**WHAT IS NEEDED**
Could you copy every line from the material below in which "kryetar" appears?

**** RAW DATA ****

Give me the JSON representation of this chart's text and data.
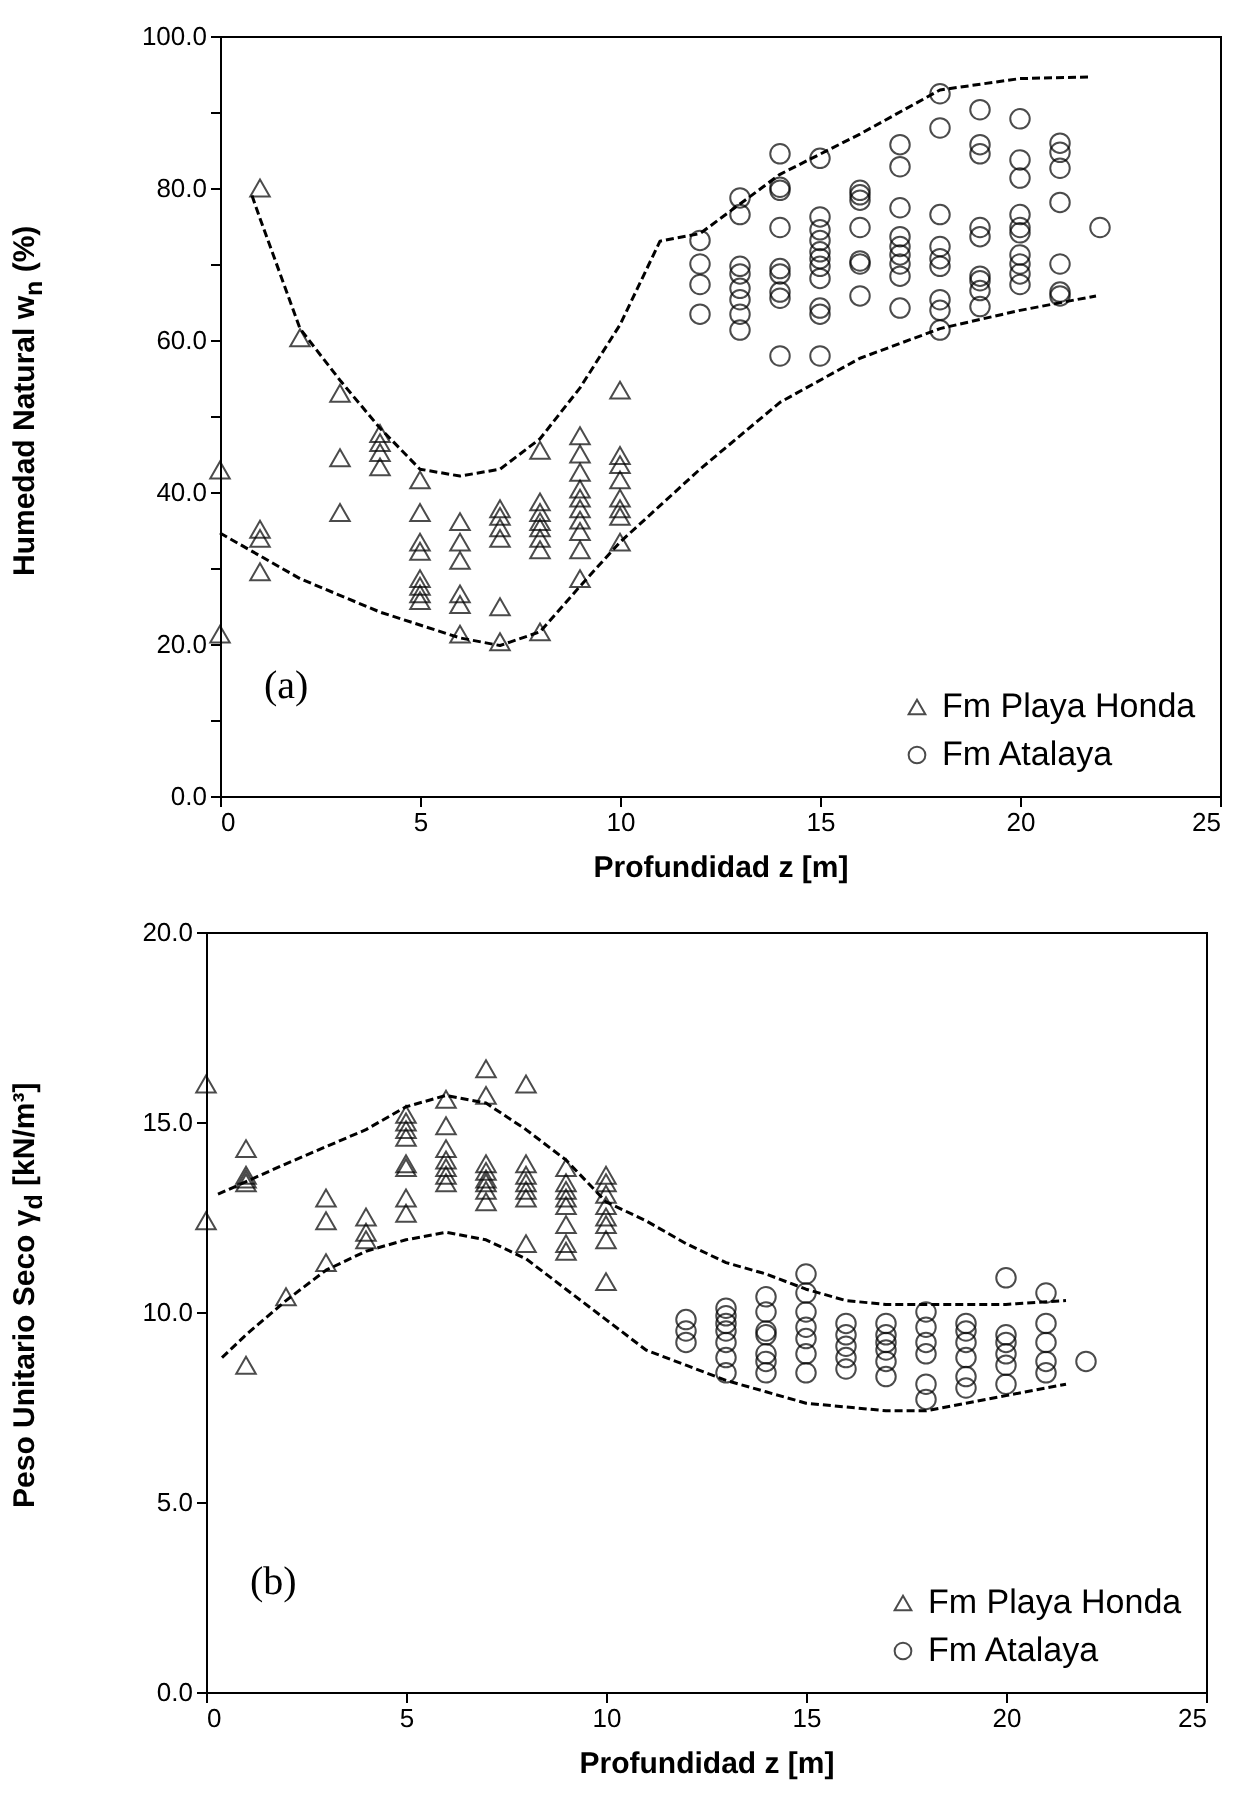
{
  "chart_data": [
    {
      "type": "scatter",
      "xlabel": "Profundidad z [m]",
      "ylabel": "Humedad Natural w$_{n}$ (%)",
      "annotations": [
        "(a)"
      ],
      "xlim": [
        0,
        25
      ],
      "xticks": [
        0,
        5,
        10,
        15,
        20,
        25
      ],
      "ylim": [
        0,
        100
      ],
      "yticks": [
        {
          "value": 0,
          "label": "0.0"
        },
        {
          "value": 10,
          "label": null
        },
        {
          "value": 20,
          "label": "20.0"
        },
        {
          "value": 30,
          "label": null
        },
        {
          "value": 40,
          "label": "40.0"
        },
        {
          "value": 50,
          "label": null
        },
        {
          "value": 60,
          "label": "60.0"
        },
        {
          "value": 70,
          "label": null
        },
        {
          "value": 80,
          "label": "80.0"
        },
        {
          "value": 90,
          "label": null
        },
        {
          "value": 100,
          "label": "100.0"
        }
      ],
      "legend": "bottom right",
      "series": [
        {
          "name": "Fm Playa Honda",
          "type": "scatter",
          "marker": "triangle",
          "color": "#000000",
          "x": [
            0,
            0,
            1,
            1,
            1,
            1,
            2,
            3,
            3,
            3,
            4,
            4,
            4,
            4,
            5,
            5,
            5,
            5,
            5,
            5,
            5,
            5,
            6,
            6,
            6,
            6,
            6,
            6,
            7,
            7,
            7,
            7,
            7,
            7,
            8,
            8,
            8,
            8,
            8,
            8,
            8,
            8,
            9,
            9,
            9,
            9,
            9,
            9,
            9,
            9,
            9,
            9,
            10,
            10,
            10,
            10,
            10,
            10,
            10,
            10
          ],
          "values": [
            42.9,
            21.3,
            80,
            35.1,
            33.9,
            29.5,
            60.3,
            53,
            44.5,
            37.3,
            47.7,
            46.5,
            45.2,
            43.3,
            41.6,
            37.3,
            33.4,
            32.2,
            28.6,
            27.6,
            26.6,
            25.7,
            36.1,
            33.4,
            31,
            26.6,
            25.2,
            21.3,
            37.8,
            36.8,
            35.3,
            33.9,
            24.9,
            20.3,
            45.5,
            38.7,
            37.3,
            36.1,
            35.3,
            33.9,
            32.4,
            21.6,
            47.4,
            45,
            42.6,
            40.4,
            39.2,
            37.8,
            36.3,
            34.8,
            32.4,
            28.6,
            53.4,
            44.8,
            43.6,
            41.6,
            39.2,
            37.8,
            36.8,
            33.4
          ]
        },
        {
          "name": "Fm Atalaya",
          "type": "scatter",
          "marker": "circle",
          "color": "#000000",
          "x": [
            12,
            12,
            12,
            12,
            13,
            13,
            13,
            13,
            13,
            13,
            13,
            13,
            14,
            14,
            14,
            14,
            14,
            14,
            14,
            14,
            14,
            15,
            15,
            15,
            15,
            15,
            15,
            15,
            15,
            15,
            15,
            15,
            16,
            16,
            16,
            16,
            16,
            16,
            16,
            17,
            17,
            17,
            17,
            17,
            17,
            17,
            17,
            17,
            18,
            18,
            18,
            18,
            18,
            18,
            18,
            18,
            18,
            19,
            19,
            19,
            19,
            19,
            19,
            19,
            19,
            19,
            20,
            20,
            20,
            20,
            20,
            20,
            20,
            20,
            20,
            20,
            21,
            21,
            21,
            21,
            21,
            21,
            21,
            22
          ],
          "values": [
            73.1,
            70,
            67.3,
            63.4,
            78.7,
            76.5,
            69.7,
            68.7,
            66.8,
            65.3,
            63.4,
            61.3,
            84.5,
            80.1,
            79.7,
            74.8,
            69.4,
            68.7,
            66.3,
            65.5,
            57.9,
            83.9,
            76.2,
            74.5,
            73.1,
            71.6,
            70.7,
            69.7,
            68.1,
            64.2,
            63.4,
            57.9,
            79.7,
            79.1,
            78.4,
            74.8,
            70.4,
            70,
            65.8,
            85.7,
            82.8,
            77.4,
            73.6,
            72.3,
            71.2,
            70,
            68.4,
            64.2,
            92.4,
            87.9,
            76.5,
            72.3,
            70.7,
            69.7,
            65.3,
            63.9,
            61.3,
            90.3,
            85.7,
            84.5,
            74.8,
            73.6,
            68.4,
            67.8,
            66.5,
            64.4,
            89.1,
            83.7,
            81.3,
            76.5,
            74.8,
            74.1,
            71.2,
            70,
            68.7,
            67.3,
            85.9,
            84.7,
            82.6,
            78.1,
            70,
            66.3,
            65.8,
            74.8
          ]
        },
        {
          "type": "line",
          "line_style": "dashed",
          "marker": "none",
          "color": "#000000",
          "x": [
            0.8,
            1,
            2,
            3,
            4,
            5,
            6,
            7,
            8,
            9,
            10,
            11,
            12,
            14,
            16,
            18,
            20,
            21.7
          ],
          "values": [
            79,
            76,
            61.5,
            54.7,
            48.4,
            43,
            42.1,
            43,
            47,
            53.7,
            62,
            73,
            74,
            81.8,
            87.1,
            92.9,
            94.4,
            94.6
          ]
        },
        {
          "type": "line",
          "line_style": "dashed",
          "marker": "none",
          "color": "#000000",
          "x": [
            0,
            2,
            4,
            6,
            7,
            8,
            9,
            10,
            11,
            12,
            14,
            16,
            18,
            20,
            21.9
          ],
          "values": [
            34.6,
            28.6,
            24.2,
            20.8,
            19.8,
            21.6,
            27.6,
            33.4,
            38.2,
            43,
            51.8,
            57.6,
            61.5,
            63.9,
            65.8
          ]
        }
      ]
    },
    {
      "type": "scatter",
      "xlabel": "Profundidad z [m]",
      "ylabel": "Peso Unitario Seco γ$_{d}$ [kN/m³]",
      "annotations": [
        "(b)"
      ],
      "xlim": [
        0,
        25
      ],
      "xticks": [
        0,
        5,
        10,
        15,
        20,
        25
      ],
      "ylim": [
        0,
        20
      ],
      "yticks": [
        {
          "value": 0,
          "label": "0.0"
        },
        {
          "value": 5,
          "label": "5.0"
        },
        {
          "value": 10,
          "label": "10.0"
        },
        {
          "value": 15,
          "label": "15.0"
        },
        {
          "value": 20,
          "label": "20.0"
        }
      ],
      "legend": "bottom right",
      "series": [
        {
          "name": "Fm Playa Honda",
          "type": "scatter",
          "marker": "triangle",
          "color": "#000000",
          "x": [
            0,
            0,
            1,
            1,
            1,
            1,
            1,
            2,
            3,
            3,
            3,
            4,
            4,
            4,
            5,
            5,
            5,
            5,
            5,
            5,
            5,
            5,
            6,
            6,
            6,
            6,
            6,
            6,
            6,
            7,
            7,
            7,
            7,
            7,
            7,
            7,
            7,
            8,
            8,
            8,
            8,
            8,
            8,
            8,
            9,
            9,
            9,
            9,
            9,
            9,
            9,
            9,
            10,
            10,
            10,
            10,
            10,
            10,
            10,
            10
          ],
          "values": [
            16,
            12.4,
            14.3,
            13.6,
            13.5,
            13.4,
            8.6,
            10.4,
            13,
            12.4,
            11.3,
            12.5,
            12.1,
            11.9,
            15.2,
            15,
            14.8,
            14.6,
            13.9,
            13.8,
            13,
            12.6,
            15.6,
            14.9,
            14.3,
            14,
            13.8,
            13.6,
            13.4,
            16.4,
            15.7,
            13.9,
            13.7,
            13.5,
            13.4,
            13.2,
            12.9,
            16,
            13.9,
            13.6,
            13.4,
            13.2,
            13,
            11.8,
            13.8,
            13.4,
            13.2,
            13,
            12.8,
            12.3,
            11.8,
            11.6,
            13.6,
            13.4,
            13.1,
            12.8,
            12.5,
            12.3,
            11.9,
            10.8
          ]
        },
        {
          "name": "Fm Atalaya",
          "type": "scatter",
          "marker": "circle",
          "color": "#000000",
          "x": [
            12,
            12,
            12,
            13,
            13,
            13,
            13,
            13,
            13,
            13,
            14,
            14,
            14,
            14,
            14,
            14,
            14,
            15,
            15,
            15,
            15,
            15,
            15,
            15,
            16,
            16,
            16,
            16,
            16,
            17,
            17,
            17,
            17,
            17,
            17,
            18,
            18,
            18,
            18,
            18,
            18,
            19,
            19,
            19,
            19,
            19,
            19,
            20,
            20,
            20,
            20,
            20,
            20,
            21,
            21,
            21,
            21,
            21,
            22
          ],
          "values": [
            9.8,
            9.5,
            9.2,
            10.1,
            9.9,
            9.7,
            9.5,
            9.2,
            8.8,
            8.4,
            10.4,
            10,
            9.5,
            9.4,
            8.9,
            8.7,
            8.4,
            11,
            10.5,
            10,
            9.6,
            9.3,
            8.9,
            8.4,
            9.7,
            9.4,
            9.1,
            8.8,
            8.5,
            9.7,
            9.4,
            9.2,
            9,
            8.7,
            8.3,
            10,
            9.6,
            9.2,
            8.9,
            8.1,
            7.7,
            9.7,
            9.5,
            9.2,
            8.8,
            8.3,
            8,
            10.9,
            9.4,
            9.2,
            8.9,
            8.6,
            8.1,
            10.5,
            9.7,
            9.2,
            8.7,
            8.4,
            8.7
          ]
        },
        {
          "type": "line",
          "line_style": "dashed",
          "marker": "none",
          "color": "#000000",
          "x": [
            0.3,
            2,
            4,
            5,
            6,
            7,
            8,
            9,
            10,
            11,
            12,
            13,
            14,
            15,
            16,
            17,
            18,
            19,
            20,
            21.5
          ],
          "values": [
            13.1,
            13.9,
            14.8,
            15.4,
            15.7,
            15.5,
            14.8,
            14,
            12.9,
            12.4,
            11.8,
            11.3,
            11,
            10.6,
            10.3,
            10.2,
            10.2,
            10.2,
            10.2,
            10.3
          ]
        },
        {
          "type": "line",
          "line_style": "dashed",
          "marker": "none",
          "color": "#000000",
          "x": [
            0.4,
            1,
            2,
            3,
            4,
            5,
            6,
            7,
            8,
            9,
            10,
            11,
            12,
            13,
            14,
            15,
            16,
            17,
            18,
            19,
            20,
            21.5
          ],
          "values": [
            8.8,
            9.4,
            10.3,
            11.1,
            11.6,
            11.9,
            12.1,
            11.9,
            11.4,
            10.6,
            9.8,
            9,
            8.6,
            8.2,
            7.9,
            7.6,
            7.5,
            7.4,
            7.4,
            7.6,
            7.8,
            8.1
          ]
        }
      ]
    }
  ]
}
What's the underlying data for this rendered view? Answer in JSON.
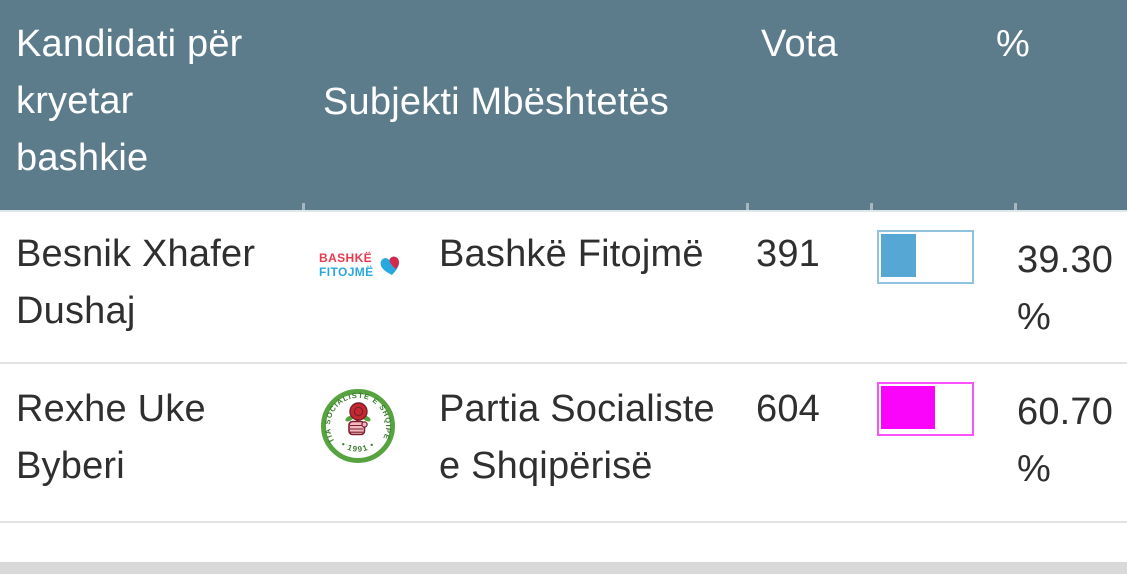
{
  "table": {
    "header": {
      "candidate": "Kandidati për kryetar bashkie",
      "subject": "Subjekti Mbështetës",
      "votes": "Vota",
      "percent": "%"
    },
    "rows": [
      {
        "candidate": "Besnik Xhafer Dushaj",
        "subject": "Bashkë Fitojmë",
        "votes": "391",
        "percent_label": "39.30 %",
        "bar": {
          "percent": 39.3,
          "fill": "#57a7d4",
          "border": "#90c3df"
        },
        "logo": {
          "name": "bashke-fitojme-logo",
          "line1": "BASHKË",
          "line2": "FITOJMË",
          "text_color_line1": "#e8394d",
          "text_color_line2": "#29a8e0",
          "heart_left_color": "#29a8e0",
          "heart_right_color": "#d4294b"
        }
      },
      {
        "candidate": "Rexhe Uke Byberi",
        "subject": "Partia Socialiste e Shqipërisë",
        "votes": "604",
        "percent_label": "60.70 %",
        "bar": {
          "percent": 60.7,
          "fill": "#fa04fa",
          "border": "#fc50fc"
        },
        "logo": {
          "name": "partia-socialiste-logo",
          "ring_text": "PARTIA SOCIALISTE E SHQIPËRISË",
          "bottom_text": "• 1991 •",
          "ring_color": "#57a33f",
          "rose_color": "#c62832"
        }
      }
    ],
    "colors": {
      "header_bg": "#5d7c8b",
      "header_text": "#ffffff",
      "body_text": "#2f2f2f",
      "row_divider": "#e2e2e2",
      "bottom_bar": "#d9d9d9"
    }
  },
  "chart_data": {
    "type": "table",
    "columns": [
      "Kandidati për kryetar bashkie",
      "Subjekti Mbështetës",
      "Vota",
      "%"
    ],
    "rows": [
      [
        "Besnik Xhafer Dushaj",
        "Bashkë Fitojmë",
        391,
        39.3
      ],
      [
        "Rexhe Uke Byberi",
        "Partia Socialiste e Shqipërisë",
        604,
        60.7
      ]
    ]
  }
}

****

**OUTPUT OF THE EXERCISE**
      "candidate": "Kandidati për kryetar bashkie",
      "Kandidati për kryetar bashkie",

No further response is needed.